**Figure content listings**
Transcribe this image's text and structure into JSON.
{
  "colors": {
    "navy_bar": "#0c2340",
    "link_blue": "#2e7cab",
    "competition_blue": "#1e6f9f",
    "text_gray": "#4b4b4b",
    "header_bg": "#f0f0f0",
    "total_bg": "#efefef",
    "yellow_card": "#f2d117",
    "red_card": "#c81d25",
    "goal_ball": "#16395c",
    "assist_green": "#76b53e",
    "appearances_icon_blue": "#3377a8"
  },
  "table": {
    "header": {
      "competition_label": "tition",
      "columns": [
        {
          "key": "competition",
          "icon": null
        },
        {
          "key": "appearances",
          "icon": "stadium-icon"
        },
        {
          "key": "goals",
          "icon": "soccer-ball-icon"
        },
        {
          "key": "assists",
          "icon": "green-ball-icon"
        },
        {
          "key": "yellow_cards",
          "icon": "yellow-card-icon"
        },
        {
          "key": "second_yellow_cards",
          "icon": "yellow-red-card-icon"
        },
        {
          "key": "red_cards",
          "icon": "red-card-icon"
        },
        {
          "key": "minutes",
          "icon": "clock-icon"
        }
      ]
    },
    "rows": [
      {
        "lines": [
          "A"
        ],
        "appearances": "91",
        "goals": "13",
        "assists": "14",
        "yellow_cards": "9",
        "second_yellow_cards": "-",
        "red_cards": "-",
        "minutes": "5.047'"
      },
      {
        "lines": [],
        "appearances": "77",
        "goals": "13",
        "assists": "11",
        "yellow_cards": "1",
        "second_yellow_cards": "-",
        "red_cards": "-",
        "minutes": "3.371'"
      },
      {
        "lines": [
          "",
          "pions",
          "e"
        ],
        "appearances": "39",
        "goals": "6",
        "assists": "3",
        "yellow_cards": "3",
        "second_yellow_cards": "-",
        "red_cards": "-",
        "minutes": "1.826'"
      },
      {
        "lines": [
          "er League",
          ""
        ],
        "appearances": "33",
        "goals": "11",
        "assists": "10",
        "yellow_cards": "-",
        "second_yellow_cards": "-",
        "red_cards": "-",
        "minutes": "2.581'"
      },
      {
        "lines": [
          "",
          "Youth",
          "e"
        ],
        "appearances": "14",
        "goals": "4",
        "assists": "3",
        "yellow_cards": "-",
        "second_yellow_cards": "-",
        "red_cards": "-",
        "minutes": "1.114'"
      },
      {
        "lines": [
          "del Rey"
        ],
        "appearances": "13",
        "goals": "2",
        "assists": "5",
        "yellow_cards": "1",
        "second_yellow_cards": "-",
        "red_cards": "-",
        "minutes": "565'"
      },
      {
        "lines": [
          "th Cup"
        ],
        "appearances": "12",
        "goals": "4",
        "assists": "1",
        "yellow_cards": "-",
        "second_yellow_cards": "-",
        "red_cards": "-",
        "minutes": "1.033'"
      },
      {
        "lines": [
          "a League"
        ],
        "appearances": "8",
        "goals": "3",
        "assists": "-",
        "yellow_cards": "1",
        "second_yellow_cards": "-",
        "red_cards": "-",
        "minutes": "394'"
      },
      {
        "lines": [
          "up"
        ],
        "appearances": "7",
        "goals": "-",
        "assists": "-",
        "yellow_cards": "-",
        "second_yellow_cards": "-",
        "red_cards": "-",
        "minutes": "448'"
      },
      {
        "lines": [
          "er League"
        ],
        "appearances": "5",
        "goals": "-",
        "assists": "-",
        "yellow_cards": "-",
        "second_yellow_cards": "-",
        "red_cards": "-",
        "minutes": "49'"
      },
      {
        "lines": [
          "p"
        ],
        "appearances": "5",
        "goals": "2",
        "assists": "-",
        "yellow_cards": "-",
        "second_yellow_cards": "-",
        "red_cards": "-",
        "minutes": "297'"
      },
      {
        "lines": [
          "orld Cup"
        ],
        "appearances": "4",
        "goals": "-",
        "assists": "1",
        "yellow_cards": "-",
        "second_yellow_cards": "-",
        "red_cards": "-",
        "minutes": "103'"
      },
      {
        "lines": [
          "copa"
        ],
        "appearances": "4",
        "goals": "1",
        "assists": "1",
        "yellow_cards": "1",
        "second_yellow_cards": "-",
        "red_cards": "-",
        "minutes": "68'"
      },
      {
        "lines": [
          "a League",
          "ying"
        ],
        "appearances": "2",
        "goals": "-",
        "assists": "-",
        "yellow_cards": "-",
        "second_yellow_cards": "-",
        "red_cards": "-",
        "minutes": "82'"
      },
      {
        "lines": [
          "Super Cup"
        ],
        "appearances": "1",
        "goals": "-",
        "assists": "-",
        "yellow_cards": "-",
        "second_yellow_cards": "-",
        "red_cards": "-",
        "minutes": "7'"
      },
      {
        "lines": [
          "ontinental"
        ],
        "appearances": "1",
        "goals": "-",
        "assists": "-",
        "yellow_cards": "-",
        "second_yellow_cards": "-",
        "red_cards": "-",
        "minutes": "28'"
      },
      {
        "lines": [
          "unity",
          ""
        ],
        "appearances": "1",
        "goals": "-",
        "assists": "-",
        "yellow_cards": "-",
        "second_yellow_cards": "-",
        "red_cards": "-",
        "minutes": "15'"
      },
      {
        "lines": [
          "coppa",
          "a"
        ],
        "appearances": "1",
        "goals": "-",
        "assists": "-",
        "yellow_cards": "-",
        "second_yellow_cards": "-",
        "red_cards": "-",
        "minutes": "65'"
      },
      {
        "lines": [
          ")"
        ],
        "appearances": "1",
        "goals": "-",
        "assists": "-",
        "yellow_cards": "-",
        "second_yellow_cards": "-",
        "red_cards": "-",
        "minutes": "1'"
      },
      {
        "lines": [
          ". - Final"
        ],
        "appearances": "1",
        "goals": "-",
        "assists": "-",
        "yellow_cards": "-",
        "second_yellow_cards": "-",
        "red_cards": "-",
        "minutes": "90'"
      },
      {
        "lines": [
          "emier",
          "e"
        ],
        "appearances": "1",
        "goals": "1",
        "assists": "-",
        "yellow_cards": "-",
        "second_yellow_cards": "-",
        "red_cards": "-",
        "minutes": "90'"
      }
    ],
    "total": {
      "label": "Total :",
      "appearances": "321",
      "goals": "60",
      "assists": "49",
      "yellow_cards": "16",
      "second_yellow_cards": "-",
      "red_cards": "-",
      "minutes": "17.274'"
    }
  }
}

**Work instructions**
Repeat the listing above without any change.

**Written answer**
Transcribe this image's text and structure into JSON.
{
  "colors": {
    "navy_bar": "#0c2340",
    "link_blue": "#2e7cab",
    "competition_blue": "#1e6f9f",
    "text_gray": "#4b4b4b",
    "header_bg": "#f0f0f0",
    "total_bg": "#efefef",
    "yellow_card": "#f2d117",
    "red_card": "#c81d25",
    "goal_ball": "#16395c",
    "assist_green": "#76b53e",
    "appearances_icon_blue": "#3377a8"
  },
  "table": {
    "header": {
      "competition_label": "tition",
      "columns": [
        {
          "key": "competition",
          "icon": null
        },
        {
          "key": "appearances",
          "icon": "stadium-icon"
        },
        {
          "key": "goals",
          "icon": "soccer-ball-icon"
        },
        {
          "key": "assists",
          "icon": "green-ball-icon"
        },
        {
          "key": "yellow_cards",
          "icon": "yellow-card-icon"
        },
        {
          "key": "second_yellow_cards",
          "icon": "yellow-red-card-icon"
        },
        {
          "key": "red_cards",
          "icon": "red-card-icon"
        },
        {
          "key": "minutes",
          "icon": "clock-icon"
        }
      ]
    },
    "rows": [
      {
        "lines": [
          "A"
        ],
        "appearances": "91",
        "goals": "13",
        "assists": "14",
        "yellow_cards": "9",
        "second_yellow_cards": "-",
        "red_cards": "-",
        "minutes": "5.047'"
      },
      {
        "lines": [],
        "appearances": "77",
        "goals": "13",
        "assists": "11",
        "yellow_cards": "1",
        "second_yellow_cards": "-",
        "red_cards": "-",
        "minutes": "3.371'"
      },
      {
        "lines": [
          "",
          "pions",
          "e"
        ],
        "appearances": "39",
        "goals": "6",
        "assists": "3",
        "yellow_cards": "3",
        "second_yellow_cards": "-",
        "red_cards": "-",
        "minutes": "1.826'"
      },
      {
        "lines": [
          "er League",
          ""
        ],
        "appearances": "33",
        "goals": "11",
        "assists": "10",
        "yellow_cards": "-",
        "second_yellow_cards": "-",
        "red_cards": "-",
        "minutes": "2.581'"
      },
      {
        "lines": [
          "",
          "Youth",
          "e"
        ],
        "appearances": "14",
        "goals": "4",
        "assists": "3",
        "yellow_cards": "-",
        "second_yellow_cards": "-",
        "red_cards": "-",
        "minutes": "1.114'"
      },
      {
        "lines": [
          "del Rey"
        ],
        "appearances": "13",
        "goals": "2",
        "assists": "5",
        "yellow_cards": "1",
        "second_yellow_cards": "-",
        "red_cards": "-",
        "minutes": "565'"
      },
      {
        "lines": [
          "th Cup"
        ],
        "appearances": "12",
        "goals": "4",
        "assists": "1",
        "yellow_cards": "-",
        "second_yellow_cards": "-",
        "red_cards": "-",
        "minutes": "1.033'"
      },
      {
        "lines": [
          "a League"
        ],
        "appearances": "8",
        "goals": "3",
        "assists": "-",
        "yellow_cards": "1",
        "second_yellow_cards": "-",
        "red_cards": "-",
        "minutes": "394'"
      },
      {
        "lines": [
          "up"
        ],
        "appearances": "7",
        "goals": "-",
        "assists": "-",
        "yellow_cards": "-",
        "second_yellow_cards": "-",
        "red_cards": "-",
        "minutes": "448'"
      },
      {
        "lines": [
          "er League"
        ],
        "appearances": "5",
        "goals": "-",
        "assists": "-",
        "yellow_cards": "-",
        "second_yellow_cards": "-",
        "red_cards": "-",
        "minutes": "49'"
      },
      {
        "lines": [
          "p"
        ],
        "appearances": "5",
        "goals": "2",
        "assists": "-",
        "yellow_cards": "-",
        "second_yellow_cards": "-",
        "red_cards": "-",
        "minutes": "297'"
      },
      {
        "lines": [
          "orld Cup"
        ],
        "appearances": "4",
        "goals": "-",
        "assists": "1",
        "yellow_cards": "-",
        "second_yellow_cards": "-",
        "red_cards": "-",
        "minutes": "103'"
      },
      {
        "lines": [
          "copa"
        ],
        "appearances": "4",
        "goals": "1",
        "assists": "1",
        "yellow_cards": "1",
        "second_yellow_cards": "-",
        "red_cards": "-",
        "minutes": "68'"
      },
      {
        "lines": [
          "a League",
          "ying"
        ],
        "appearances": "2",
        "goals": "-",
        "assists": "-",
        "yellow_cards": "-",
        "second_yellow_cards": "-",
        "red_cards": "-",
        "minutes": "82'"
      },
      {
        "lines": [
          "Super Cup"
        ],
        "appearances": "1",
        "goals": "-",
        "assists": "-",
        "yellow_cards": "-",
        "second_yellow_cards": "-",
        "red_cards": "-",
        "minutes": "7'"
      },
      {
        "lines": [
          "ontinental"
        ],
        "appearances": "1",
        "goals": "-",
        "assists": "-",
        "yellow_cards": "-",
        "second_yellow_cards": "-",
        "red_cards": "-",
        "minutes": "28'"
      },
      {
        "lines": [
          "unity",
          ""
        ],
        "appearances": "1",
        "goals": "-",
        "assists": "-",
        "yellow_cards": "-",
        "second_yellow_cards": "-",
        "red_cards": "-",
        "minutes": "15'"
      },
      {
        "lines": [
          "coppa",
          "a"
        ],
        "appearances": "1",
        "goals": "-",
        "assists": "-",
        "yellow_cards": "-",
        "second_yellow_cards": "-",
        "red_cards": "-",
        "minutes": "65'"
      },
      {
        "lines": [
          ")"
        ],
        "appearances": "1",
        "goals": "-",
        "assists": "-",
        "yellow_cards": "-",
        "second_yellow_cards": "-",
        "red_cards": "-",
        "minutes": "1'"
      },
      {
        "lines": [
          ". - Final"
        ],
        "appearances": "1",
        "goals": "-",
        "assists": "-",
        "yellow_cards": "-",
        "second_yellow_cards": "-",
        "red_cards": "-",
        "minutes": "90'"
      },
      {
        "lines": [
          "emier",
          "e"
        ],
        "appearances": "1",
        "goals": "1",
        "assists": "-",
        "yellow_cards": "-",
        "second_yellow_cards": "-",
        "red_cards": "-",
        "minutes": "90'"
      }
    ],
    "total": {
      "label": "Total :",
      "appearances": "321",
      "goals": "60",
      "assists": "49",
      "yellow_cards": "16",
      "second_yellow_cards": "-",
      "red_cards": "-",
      "minutes": "17.274'"
    }
  }
}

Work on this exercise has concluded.